Dataset entries on figures
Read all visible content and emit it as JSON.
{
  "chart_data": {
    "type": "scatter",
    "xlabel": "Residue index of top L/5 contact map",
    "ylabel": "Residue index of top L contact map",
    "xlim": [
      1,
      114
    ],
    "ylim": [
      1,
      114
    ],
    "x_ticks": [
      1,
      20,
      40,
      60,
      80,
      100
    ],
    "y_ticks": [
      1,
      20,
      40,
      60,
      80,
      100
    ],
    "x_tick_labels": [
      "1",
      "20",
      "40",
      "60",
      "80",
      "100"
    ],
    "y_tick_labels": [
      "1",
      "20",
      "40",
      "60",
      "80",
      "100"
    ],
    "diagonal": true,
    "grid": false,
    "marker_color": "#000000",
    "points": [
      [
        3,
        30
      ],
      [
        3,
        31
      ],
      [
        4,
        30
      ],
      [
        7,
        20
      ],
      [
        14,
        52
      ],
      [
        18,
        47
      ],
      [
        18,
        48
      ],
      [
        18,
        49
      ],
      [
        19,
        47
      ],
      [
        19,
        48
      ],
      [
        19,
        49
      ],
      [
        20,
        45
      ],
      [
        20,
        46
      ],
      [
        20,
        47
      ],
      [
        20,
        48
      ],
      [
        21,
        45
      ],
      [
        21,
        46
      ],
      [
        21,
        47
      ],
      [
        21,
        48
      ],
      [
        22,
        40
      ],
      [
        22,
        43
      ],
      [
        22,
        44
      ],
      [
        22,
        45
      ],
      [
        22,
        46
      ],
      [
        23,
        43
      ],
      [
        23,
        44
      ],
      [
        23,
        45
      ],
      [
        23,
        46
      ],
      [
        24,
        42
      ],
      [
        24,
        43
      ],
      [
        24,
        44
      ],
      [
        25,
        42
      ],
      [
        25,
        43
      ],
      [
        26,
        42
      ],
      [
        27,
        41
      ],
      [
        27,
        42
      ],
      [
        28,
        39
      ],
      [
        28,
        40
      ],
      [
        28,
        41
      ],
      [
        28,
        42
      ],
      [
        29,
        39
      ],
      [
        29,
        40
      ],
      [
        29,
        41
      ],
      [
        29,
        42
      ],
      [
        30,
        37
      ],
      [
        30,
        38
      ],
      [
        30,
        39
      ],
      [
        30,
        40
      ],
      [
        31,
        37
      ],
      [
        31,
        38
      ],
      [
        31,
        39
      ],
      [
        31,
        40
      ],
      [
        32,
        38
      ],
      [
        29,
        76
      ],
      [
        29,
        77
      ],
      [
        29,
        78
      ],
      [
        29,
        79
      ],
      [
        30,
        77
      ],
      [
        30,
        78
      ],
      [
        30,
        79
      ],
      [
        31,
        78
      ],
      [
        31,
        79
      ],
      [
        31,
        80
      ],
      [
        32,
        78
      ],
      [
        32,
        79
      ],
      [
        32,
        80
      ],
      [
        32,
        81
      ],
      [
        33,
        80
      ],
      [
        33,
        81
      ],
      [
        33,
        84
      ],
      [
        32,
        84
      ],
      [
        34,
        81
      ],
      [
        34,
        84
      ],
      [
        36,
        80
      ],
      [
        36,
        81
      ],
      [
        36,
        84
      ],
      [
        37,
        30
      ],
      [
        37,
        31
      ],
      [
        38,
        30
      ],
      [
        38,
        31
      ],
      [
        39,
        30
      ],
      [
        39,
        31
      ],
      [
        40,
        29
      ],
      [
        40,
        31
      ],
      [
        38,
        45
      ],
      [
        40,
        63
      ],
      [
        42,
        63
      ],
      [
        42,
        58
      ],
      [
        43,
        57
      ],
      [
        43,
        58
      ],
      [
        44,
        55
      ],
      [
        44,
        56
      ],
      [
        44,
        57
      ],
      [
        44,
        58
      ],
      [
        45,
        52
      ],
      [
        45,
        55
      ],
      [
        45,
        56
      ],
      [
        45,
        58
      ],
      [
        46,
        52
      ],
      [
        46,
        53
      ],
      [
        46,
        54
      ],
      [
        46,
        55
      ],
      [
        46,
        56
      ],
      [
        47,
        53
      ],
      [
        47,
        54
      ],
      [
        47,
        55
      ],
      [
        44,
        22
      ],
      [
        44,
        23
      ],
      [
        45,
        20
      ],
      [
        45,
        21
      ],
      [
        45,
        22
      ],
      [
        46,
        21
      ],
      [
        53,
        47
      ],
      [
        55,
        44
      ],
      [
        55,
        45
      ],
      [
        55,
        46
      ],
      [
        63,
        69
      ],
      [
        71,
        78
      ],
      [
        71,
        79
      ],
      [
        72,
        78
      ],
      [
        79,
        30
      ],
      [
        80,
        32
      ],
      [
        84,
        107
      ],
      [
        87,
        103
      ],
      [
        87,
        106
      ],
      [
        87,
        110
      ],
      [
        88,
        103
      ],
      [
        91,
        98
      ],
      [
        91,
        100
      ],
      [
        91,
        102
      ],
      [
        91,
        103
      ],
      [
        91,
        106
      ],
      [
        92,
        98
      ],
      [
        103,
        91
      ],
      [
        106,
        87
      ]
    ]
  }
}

Stated exercise
Reproduce all the data word for word.

Solution to this problem
Read all visible content and emit it as JSON.
{
  "chart_data": {
    "type": "scatter",
    "xlabel": "Residue index of top L/5 contact map",
    "ylabel": "Residue index of top L contact map",
    "xlim": [
      1,
      114
    ],
    "ylim": [
      1,
      114
    ],
    "x_ticks": [
      1,
      20,
      40,
      60,
      80,
      100
    ],
    "y_ticks": [
      1,
      20,
      40,
      60,
      80,
      100
    ],
    "x_tick_labels": [
      "1",
      "20",
      "40",
      "60",
      "80",
      "100"
    ],
    "y_tick_labels": [
      "1",
      "20",
      "40",
      "60",
      "80",
      "100"
    ],
    "diagonal": true,
    "grid": false,
    "marker_color": "#000000",
    "points": [
      [
        3,
        30
      ],
      [
        3,
        31
      ],
      [
        4,
        30
      ],
      [
        7,
        20
      ],
      [
        14,
        52
      ],
      [
        18,
        47
      ],
      [
        18,
        48
      ],
      [
        18,
        49
      ],
      [
        19,
        47
      ],
      [
        19,
        48
      ],
      [
        19,
        49
      ],
      [
        20,
        45
      ],
      [
        20,
        46
      ],
      [
        20,
        47
      ],
      [
        20,
        48
      ],
      [
        21,
        45
      ],
      [
        21,
        46
      ],
      [
        21,
        47
      ],
      [
        21,
        48
      ],
      [
        22,
        40
      ],
      [
        22,
        43
      ],
      [
        22,
        44
      ],
      [
        22,
        45
      ],
      [
        22,
        46
      ],
      [
        23,
        43
      ],
      [
        23,
        44
      ],
      [
        23,
        45
      ],
      [
        23,
        46
      ],
      [
        24,
        42
      ],
      [
        24,
        43
      ],
      [
        24,
        44
      ],
      [
        25,
        42
      ],
      [
        25,
        43
      ],
      [
        26,
        42
      ],
      [
        27,
        41
      ],
      [
        27,
        42
      ],
      [
        28,
        39
      ],
      [
        28,
        40
      ],
      [
        28,
        41
      ],
      [
        28,
        42
      ],
      [
        29,
        39
      ],
      [
        29,
        40
      ],
      [
        29,
        41
      ],
      [
        29,
        42
      ],
      [
        30,
        37
      ],
      [
        30,
        38
      ],
      [
        30,
        39
      ],
      [
        30,
        40
      ],
      [
        31,
        37
      ],
      [
        31,
        38
      ],
      [
        31,
        39
      ],
      [
        31,
        40
      ],
      [
        32,
        38
      ],
      [
        29,
        76
      ],
      [
        29,
        77
      ],
      [
        29,
        78
      ],
      [
        29,
        79
      ],
      [
        30,
        77
      ],
      [
        30,
        78
      ],
      [
        30,
        79
      ],
      [
        31,
        78
      ],
      [
        31,
        79
      ],
      [
        31,
        80
      ],
      [
        32,
        78
      ],
      [
        32,
        79
      ],
      [
        32,
        80
      ],
      [
        32,
        81
      ],
      [
        33,
        80
      ],
      [
        33,
        81
      ],
      [
        33,
        84
      ],
      [
        32,
        84
      ],
      [
        34,
        81
      ],
      [
        34,
        84
      ],
      [
        36,
        80
      ],
      [
        36,
        81
      ],
      [
        36,
        84
      ],
      [
        37,
        30
      ],
      [
        37,
        31
      ],
      [
        38,
        30
      ],
      [
        38,
        31
      ],
      [
        39,
        30
      ],
      [
        39,
        31
      ],
      [
        40,
        29
      ],
      [
        40,
        31
      ],
      [
        38,
        45
      ],
      [
        40,
        63
      ],
      [
        42,
        63
      ],
      [
        42,
        58
      ],
      [
        43,
        57
      ],
      [
        43,
        58
      ],
      [
        44,
        55
      ],
      [
        44,
        56
      ],
      [
        44,
        57
      ],
      [
        44,
        58
      ],
      [
        45,
        52
      ],
      [
        45,
        55
      ],
      [
        45,
        56
      ],
      [
        45,
        58
      ],
      [
        46,
        52
      ],
      [
        46,
        53
      ],
      [
        46,
        54
      ],
      [
        46,
        55
      ],
      [
        46,
        56
      ],
      [
        47,
        53
      ],
      [
        47,
        54
      ],
      [
        47,
        55
      ],
      [
        44,
        22
      ],
      [
        44,
        23
      ],
      [
        45,
        20
      ],
      [
        45,
        21
      ],
      [
        45,
        22
      ],
      [
        46,
        21
      ],
      [
        53,
        47
      ],
      [
        55,
        44
      ],
      [
        55,
        45
      ],
      [
        55,
        46
      ],
      [
        63,
        69
      ],
      [
        71,
        78
      ],
      [
        71,
        79
      ],
      [
        72,
        78
      ],
      [
        79,
        30
      ],
      [
        80,
        32
      ],
      [
        84,
        107
      ],
      [
        87,
        103
      ],
      [
        87,
        106
      ],
      [
        87,
        110
      ],
      [
        88,
        103
      ],
      [
        91,
        98
      ],
      [
        91,
        100
      ],
      [
        91,
        102
      ],
      [
        91,
        103
      ],
      [
        91,
        106
      ],
      [
        92,
        98
      ],
      [
        103,
        91
      ],
      [
        106,
        87
      ]
    ]
  }
}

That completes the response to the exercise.